> Job
Copy out each line exactly as it appears.

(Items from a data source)
★ ★ ★ ★ ★

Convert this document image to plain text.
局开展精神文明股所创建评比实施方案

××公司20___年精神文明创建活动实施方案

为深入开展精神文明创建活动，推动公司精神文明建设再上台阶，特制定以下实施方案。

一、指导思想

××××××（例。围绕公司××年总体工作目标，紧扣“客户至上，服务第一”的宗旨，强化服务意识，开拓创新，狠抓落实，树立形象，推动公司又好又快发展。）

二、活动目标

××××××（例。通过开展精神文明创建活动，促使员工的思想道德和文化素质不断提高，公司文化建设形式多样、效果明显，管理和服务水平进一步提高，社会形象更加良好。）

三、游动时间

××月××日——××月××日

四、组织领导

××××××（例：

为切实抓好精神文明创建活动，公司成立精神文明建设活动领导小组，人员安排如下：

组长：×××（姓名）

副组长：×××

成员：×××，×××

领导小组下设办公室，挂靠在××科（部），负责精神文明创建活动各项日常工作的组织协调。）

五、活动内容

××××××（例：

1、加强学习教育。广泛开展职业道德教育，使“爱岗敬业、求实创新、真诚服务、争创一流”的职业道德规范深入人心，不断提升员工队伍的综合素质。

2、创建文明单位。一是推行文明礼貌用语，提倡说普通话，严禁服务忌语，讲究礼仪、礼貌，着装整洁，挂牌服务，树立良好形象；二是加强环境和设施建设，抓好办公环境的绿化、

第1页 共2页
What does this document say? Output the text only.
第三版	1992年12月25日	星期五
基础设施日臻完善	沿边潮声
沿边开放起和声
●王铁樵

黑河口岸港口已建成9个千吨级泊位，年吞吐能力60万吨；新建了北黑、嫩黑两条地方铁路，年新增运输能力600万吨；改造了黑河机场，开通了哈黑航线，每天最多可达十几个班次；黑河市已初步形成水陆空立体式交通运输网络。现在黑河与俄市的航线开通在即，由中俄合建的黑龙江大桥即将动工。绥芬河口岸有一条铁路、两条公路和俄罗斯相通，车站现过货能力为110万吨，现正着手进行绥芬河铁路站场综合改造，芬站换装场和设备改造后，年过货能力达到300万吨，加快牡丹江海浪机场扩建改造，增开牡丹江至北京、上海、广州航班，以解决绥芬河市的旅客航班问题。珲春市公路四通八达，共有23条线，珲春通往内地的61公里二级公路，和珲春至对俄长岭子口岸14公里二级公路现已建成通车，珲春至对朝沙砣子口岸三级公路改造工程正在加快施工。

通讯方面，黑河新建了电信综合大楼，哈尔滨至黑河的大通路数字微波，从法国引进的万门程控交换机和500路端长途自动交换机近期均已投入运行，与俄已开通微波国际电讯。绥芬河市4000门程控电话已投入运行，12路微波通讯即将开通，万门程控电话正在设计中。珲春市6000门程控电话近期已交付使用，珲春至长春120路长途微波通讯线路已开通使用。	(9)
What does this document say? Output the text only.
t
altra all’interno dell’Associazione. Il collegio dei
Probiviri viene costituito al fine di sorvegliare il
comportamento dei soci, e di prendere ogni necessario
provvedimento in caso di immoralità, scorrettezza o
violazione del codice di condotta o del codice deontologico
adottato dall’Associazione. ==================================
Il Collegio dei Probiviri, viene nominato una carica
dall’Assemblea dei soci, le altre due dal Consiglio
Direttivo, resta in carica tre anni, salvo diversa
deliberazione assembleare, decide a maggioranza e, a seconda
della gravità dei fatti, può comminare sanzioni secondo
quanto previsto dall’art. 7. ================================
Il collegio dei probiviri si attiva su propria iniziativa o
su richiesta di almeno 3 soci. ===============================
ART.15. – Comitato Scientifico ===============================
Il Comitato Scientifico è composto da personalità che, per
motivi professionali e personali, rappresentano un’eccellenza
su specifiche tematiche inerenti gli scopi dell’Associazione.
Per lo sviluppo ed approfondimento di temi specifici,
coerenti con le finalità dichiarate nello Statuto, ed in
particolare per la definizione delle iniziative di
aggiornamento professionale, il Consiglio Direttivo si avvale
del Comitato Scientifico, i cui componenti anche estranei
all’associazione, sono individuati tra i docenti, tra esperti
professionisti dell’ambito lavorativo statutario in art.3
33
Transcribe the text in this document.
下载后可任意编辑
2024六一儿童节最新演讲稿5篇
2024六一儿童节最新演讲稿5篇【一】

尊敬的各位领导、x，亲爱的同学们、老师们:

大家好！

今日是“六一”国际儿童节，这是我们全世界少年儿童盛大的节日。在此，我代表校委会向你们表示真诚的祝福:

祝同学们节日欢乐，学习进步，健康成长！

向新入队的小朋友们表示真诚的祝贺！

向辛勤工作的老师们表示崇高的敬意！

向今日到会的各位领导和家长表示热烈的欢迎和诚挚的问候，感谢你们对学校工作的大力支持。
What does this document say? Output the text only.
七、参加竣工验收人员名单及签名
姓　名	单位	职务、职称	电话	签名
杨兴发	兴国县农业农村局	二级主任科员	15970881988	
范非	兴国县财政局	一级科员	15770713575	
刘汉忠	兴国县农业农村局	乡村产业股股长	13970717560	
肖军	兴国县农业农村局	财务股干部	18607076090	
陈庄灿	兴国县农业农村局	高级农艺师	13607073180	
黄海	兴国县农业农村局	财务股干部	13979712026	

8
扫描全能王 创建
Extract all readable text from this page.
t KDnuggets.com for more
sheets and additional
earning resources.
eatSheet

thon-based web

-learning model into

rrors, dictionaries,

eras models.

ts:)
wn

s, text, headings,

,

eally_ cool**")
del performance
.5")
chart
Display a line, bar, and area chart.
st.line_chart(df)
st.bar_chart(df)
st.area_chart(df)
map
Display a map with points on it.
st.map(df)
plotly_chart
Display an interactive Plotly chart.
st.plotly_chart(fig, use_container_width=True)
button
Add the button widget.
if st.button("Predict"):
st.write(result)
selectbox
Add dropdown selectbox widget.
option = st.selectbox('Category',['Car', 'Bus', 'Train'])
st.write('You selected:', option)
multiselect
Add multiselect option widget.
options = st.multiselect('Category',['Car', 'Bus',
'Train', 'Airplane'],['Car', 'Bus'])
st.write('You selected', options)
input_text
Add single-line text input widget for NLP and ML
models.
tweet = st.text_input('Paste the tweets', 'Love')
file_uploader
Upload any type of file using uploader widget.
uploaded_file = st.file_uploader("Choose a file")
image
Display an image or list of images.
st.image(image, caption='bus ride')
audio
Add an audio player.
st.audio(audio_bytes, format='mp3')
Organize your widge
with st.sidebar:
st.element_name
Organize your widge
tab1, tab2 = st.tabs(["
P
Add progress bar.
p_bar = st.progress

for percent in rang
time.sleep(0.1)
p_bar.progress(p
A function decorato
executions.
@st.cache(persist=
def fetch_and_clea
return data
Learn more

★ ★ ★ ★ ★

> Written response
Convert this document image to plain text.
局开展精神文明股所创建评比实施方案

××公司20___年精神文明创建活动实施方案

为深入开展精神文明创建活动，推动公司精神文明建设再上台阶，特制定以下实施方案。

一、指导思想

××××××（例。围绕公司××年总体工作目标，紧扣“客户至上，服务第一”的宗旨，强化服务意识，开拓创新，狠抓落实，树立形象，推动公司又好又快发展。）

二、活动目标

××××××（例。通过开展精神文明创建活动，促使员工的思想道德和文化素质不断提高，公司文化建设形式多样、效果明显，管理和服务水平进一步提高，社会形象更加良好。）

三、游动时间

××月××日——××月××日

四、组织领导

××××××（例：

为切实抓好精神文明创建活动，公司成立精神文明建设活动领导小组，人员安排如下：

组长：×××（姓名）

副组长：×××

成员：×××，×××

领导小组下设办公室，挂靠在××科（部），负责精神文明创建活动各项日常工作的组织协调。）

五、活动内容

××××××（例：

1、加强学习教育。广泛开展职业道德教育，使“爱岗敬业、求实创新、真诚服务、争创一流”的职业道德规范深入人心，不断提升员工队伍的综合素质。

2、创建文明单位。一是推行文明礼貌用语，提倡说普通话，严禁服务忌语，讲究礼仪、礼貌，着装整洁，挂牌服务，树立良好形象；二是加强环境和设施建设，抓好办公环境的绿化、

第1页 共2页
What does this document say? Output the text only.
第三版	1992年12月25日	星期五
基础设施日臻完善	沿边潮声
沿边开放起和声
●王铁樵

黑河口岸港口已建成9个千吨级泊位，年吞吐能力60万吨；新建了北黑、嫩黑两条地方铁路，年新增运输能力600万吨；改造了黑河机场，开通了哈黑航线，每天最多可达十几个班次；黑河市已初步形成水陆空立体式交通运输网络。现在黑河与俄市的航线开通在即，由中俄合建的黑龙江大桥即将动工。绥芬河口岸有一条铁路、两条公路和俄罗斯相通，车站现过货能力为110万吨，现正着手进行绥芬河铁路站场综合改造，芬站换装场和设备改造后，年过货能力达到300万吨，加快牡丹江海浪机场扩建改造，增开牡丹江至北京、上海、广州航班，以解决绥芬河市的旅客航班问题。珲春市公路四通八达，共有23条线，珲春通往内地的61公里二级公路，和珲春至对俄长岭子口岸14公里二级公路现已建成通车，珲春至对朝沙砣子口岸三级公路改造工程正在加快施工。

通讯方面，黑河新建了电信综合大楼，哈尔滨至黑河的大通路数字微波，从法国引进的万门程控交换机和500路端长途自动交换机近期均已投入运行，与俄已开通微波国际电讯。绥芬河市4000门程控电话已投入运行，12路微波通讯即将开通，万门程控电话正在设计中。珲春市6000门程控电话近期已交付使用，珲春至长春120路长途微波通讯线路已开通使用。	(9)
What does this document say? Output the text only.
t
altra all’interno dell’Associazione. Il collegio dei
Probiviri viene costituito al fine di sorvegliare il
comportamento dei soci, e di prendere ogni necessario
provvedimento in caso di immoralità, scorrettezza o
violazione del codice di condotta o del codice deontologico
adottato dall’Associazione. ==================================
Il Collegio dei Probiviri, viene nominato una carica
dall’Assemblea dei soci, le altre due dal Consiglio
Direttivo, resta in carica tre anni, salvo diversa
deliberazione assembleare, decide a maggioranza e, a seconda
della gravità dei fatti, può comminare sanzioni secondo
quanto previsto dall’art. 7. ================================
Il collegio dei probiviri si attiva su propria iniziativa o
su richiesta di almeno 3 soci. ===============================
ART.15. – Comitato Scientifico ===============================
Il Comitato Scientifico è composto da personalità che, per
motivi professionali e personali, rappresentano un’eccellenza
su specifiche tematiche inerenti gli scopi dell’Associazione.
Per lo sviluppo ed approfondimento di temi specifici,
coerenti con le finalità dichiarate nello Statuto, ed in
particolare per la definizione delle iniziative di
aggiornamento professionale, il Consiglio Direttivo si avvale
del Comitato Scientifico, i cui componenti anche estranei
all’associazione, sono individuati tra i docenti, tra esperti
professionisti dell’ambito lavorativo statutario in art.3
33
Transcribe the text in this document.
下载后可任意编辑
2024六一儿童节最新演讲稿5篇
2024六一儿童节最新演讲稿5篇【一】

尊敬的各位领导、x，亲爱的同学们、老师们:

大家好！

今日是“六一”国际儿童节，这是我们全世界少年儿童盛大的节日。在此，我代表校委会向你们表示真诚的祝福:

祝同学们节日欢乐，学习进步，健康成长！

向新入队的小朋友们表示真诚的祝贺！

向辛勤工作的老师们表示崇高的敬意！

向今日到会的各位领导和家长表示热烈的欢迎和诚挚的问候，感谢你们对学校工作的大力支持。
What does this document say? Output the text only.
七、参加竣工验收人员名单及签名
姓　名	单位	职务、职称	电话	签名
杨兴发	兴国县农业农村局	二级主任科员	15970881988	
范非	兴国县财政局	一级科员	15770713575	
刘汉忠	兴国县农业农村局	乡村产业股股长	13970717560	
肖军	兴国县农业农村局	财务股干部	18607076090	
陈庄灿	兴国县农业农村局	高级农艺师	13607073180	
黄海	兴国县农业农村局	财务股干部	13979712026	

8
扫描全能王 创建
Extract all readable text from this page.
t KDnuggets.com for more
sheets and additional
earning resources.
eatSheet

thon-based web

-learning model into

rrors, dictionaries,

eras models.

ts:)
wn

s, text, headings,

,

eally_ cool**")
del performance
.5")
chart
Display a line, bar, and area chart.
st.line_chart(df)
st.bar_chart(df)
st.area_chart(df)
map
Display a map with points on it.
st.map(df)
plotly_chart
Display an interactive Plotly chart.
st.plotly_chart(fig, use_container_width=True)
button
Add the button widget.
if st.button("Predict"):
st.write(result)
selectbox
Add dropdown selectbox widget.
option = st.selectbox('Category',['Car', 'Bus', 'Train'])
st.write('You selected:', option)
multiselect
Add multiselect option widget.
options = st.multiselect('Category',['Car', 'Bus',
'Train', 'Airplane'],['Car', 'Bus'])
st.write('You selected', options)
input_text
Add single-line text input widget for NLP and ML
models.
tweet = st.text_input('Paste the tweets', 'Love')
file_uploader
Upload any type of file using uploader widget.
uploaded_file = st.file_uploader("Choose a file")
image
Display an image or list of images.
st.image(image, caption='bus ride')
audio
Add an audio player.
st.audio(audio_bytes, format='mp3')
Organize your widge
with st.sidebar:
st.element_name
Organize your widge
tab1, tab2 = st.tabs(["
P
Add progress bar.
p_bar = st.progress

for percent in rang
time.sleep(0.1)
p_bar.progress(p
A function decorato
executions.
@st.cache(persist=
def fetch_and_clea
return data
Learn more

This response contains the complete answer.